Extrait fourni =
==================================================

On rencontre si souvent des lois de Bernoulli, équations de Bernoulli, conditions de Bernoulli et autres théorèmes de Bernoulli, qu'on en oublie parfois que tout n'est pas dû au même ! Il n'est pas toujours évident de mettre un prénom sur chaque résultat de la famille Bernoulli. C'est d'autant plus difficile quand il s'agit d'équations différentielles : Jacob, Johann et Daniel sont tous les trois auteurs de découvertes importantes (les équations de Bernoulli dont il a été question dans ce chapitre sont celles de Johann). Pourtant, la solidarité familiale n'était pas toujours de mise, très loin de là : leurs querelles de préséance à propos de leurs découvertes scientifiques respectives sont restées célèbres.

==================================================

Données fournies =
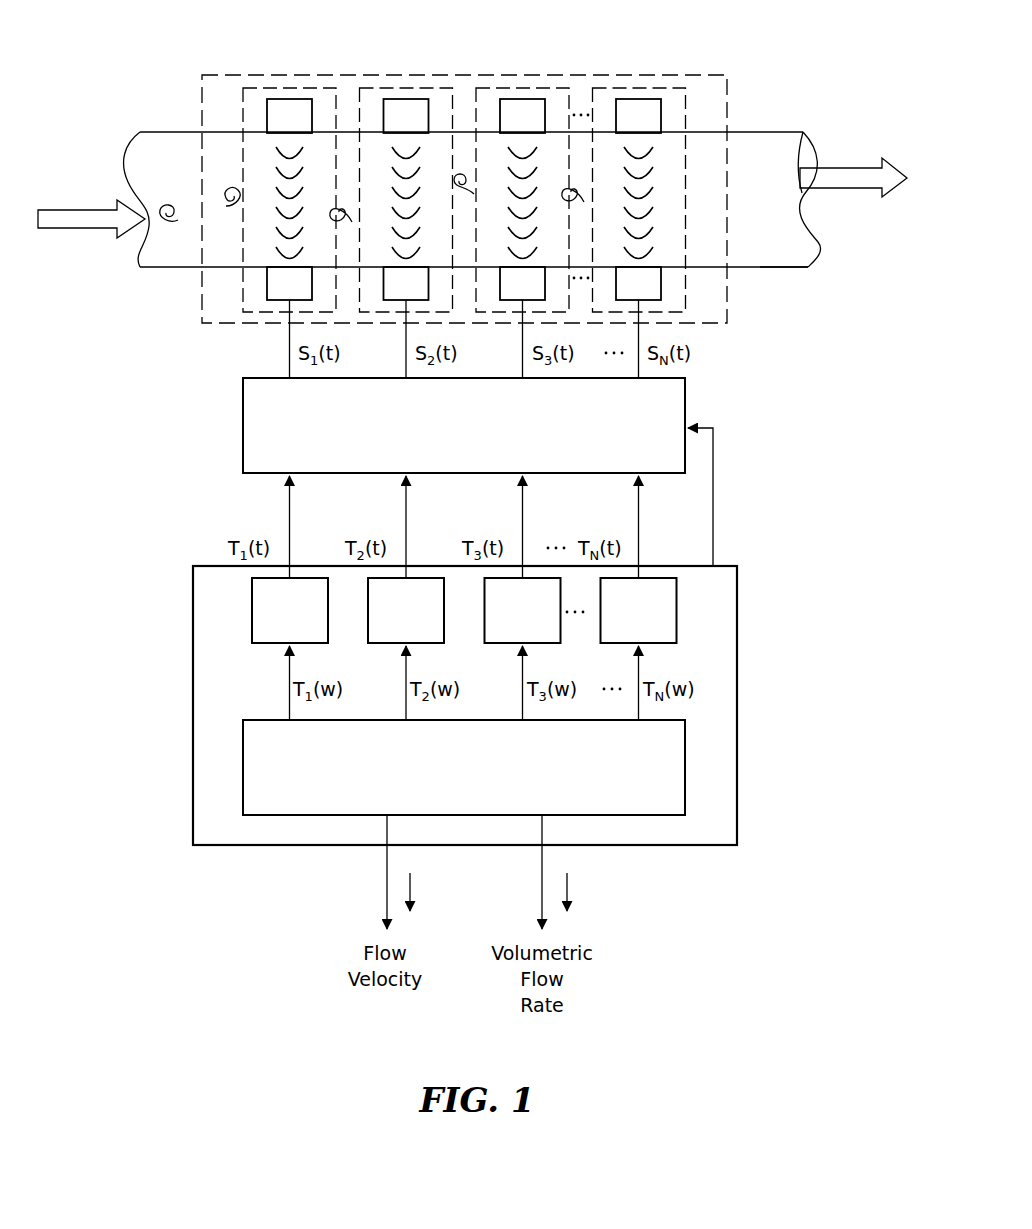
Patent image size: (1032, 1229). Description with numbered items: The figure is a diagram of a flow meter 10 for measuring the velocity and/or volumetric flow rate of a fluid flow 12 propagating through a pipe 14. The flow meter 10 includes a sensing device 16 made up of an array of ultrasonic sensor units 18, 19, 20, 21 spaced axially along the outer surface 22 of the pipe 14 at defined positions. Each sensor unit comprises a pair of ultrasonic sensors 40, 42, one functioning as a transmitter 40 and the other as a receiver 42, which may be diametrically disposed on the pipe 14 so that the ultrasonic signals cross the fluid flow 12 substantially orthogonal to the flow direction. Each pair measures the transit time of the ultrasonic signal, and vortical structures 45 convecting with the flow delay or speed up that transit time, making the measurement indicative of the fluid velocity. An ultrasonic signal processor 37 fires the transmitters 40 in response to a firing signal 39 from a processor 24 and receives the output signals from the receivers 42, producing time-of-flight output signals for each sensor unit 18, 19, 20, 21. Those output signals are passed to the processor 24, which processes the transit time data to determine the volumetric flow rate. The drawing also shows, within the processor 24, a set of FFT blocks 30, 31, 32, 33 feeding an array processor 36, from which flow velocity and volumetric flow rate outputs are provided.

==================================================

Consignes et exigences = Recopiez à l'identique le passage de l'extrait sur la famille Bernoulli qui commence par « On rencontre si » et va jusqu'à « sont restées célèbres. » inclus.

Résultat attendu =
On rencontre si souvent des lois de Bernoulli, équations de Bernoulli, conditions de Bernoulli et autres théorèmes de Bernoulli, qu'on en oublie parfois que tout n'est pas dû au même ! Il n'est pas toujours évident de mettre un prénom sur chaque résultat de la famille Bernoulli. C'est d'autant plus difficile quand il s'agit d'équations différentielles : Jacob, Johann et Daniel sont tous les trois auteurs de découvertes importantes (les équations de Bernoulli dont il a été question dans ce chapitre sont celles de Johann). Pourtant, la solidarité familiale n'était pas toujours de mise, très loin de là : leurs querelles de préséance à propos de leurs découvertes scientifiques respectives sont restées célèbres.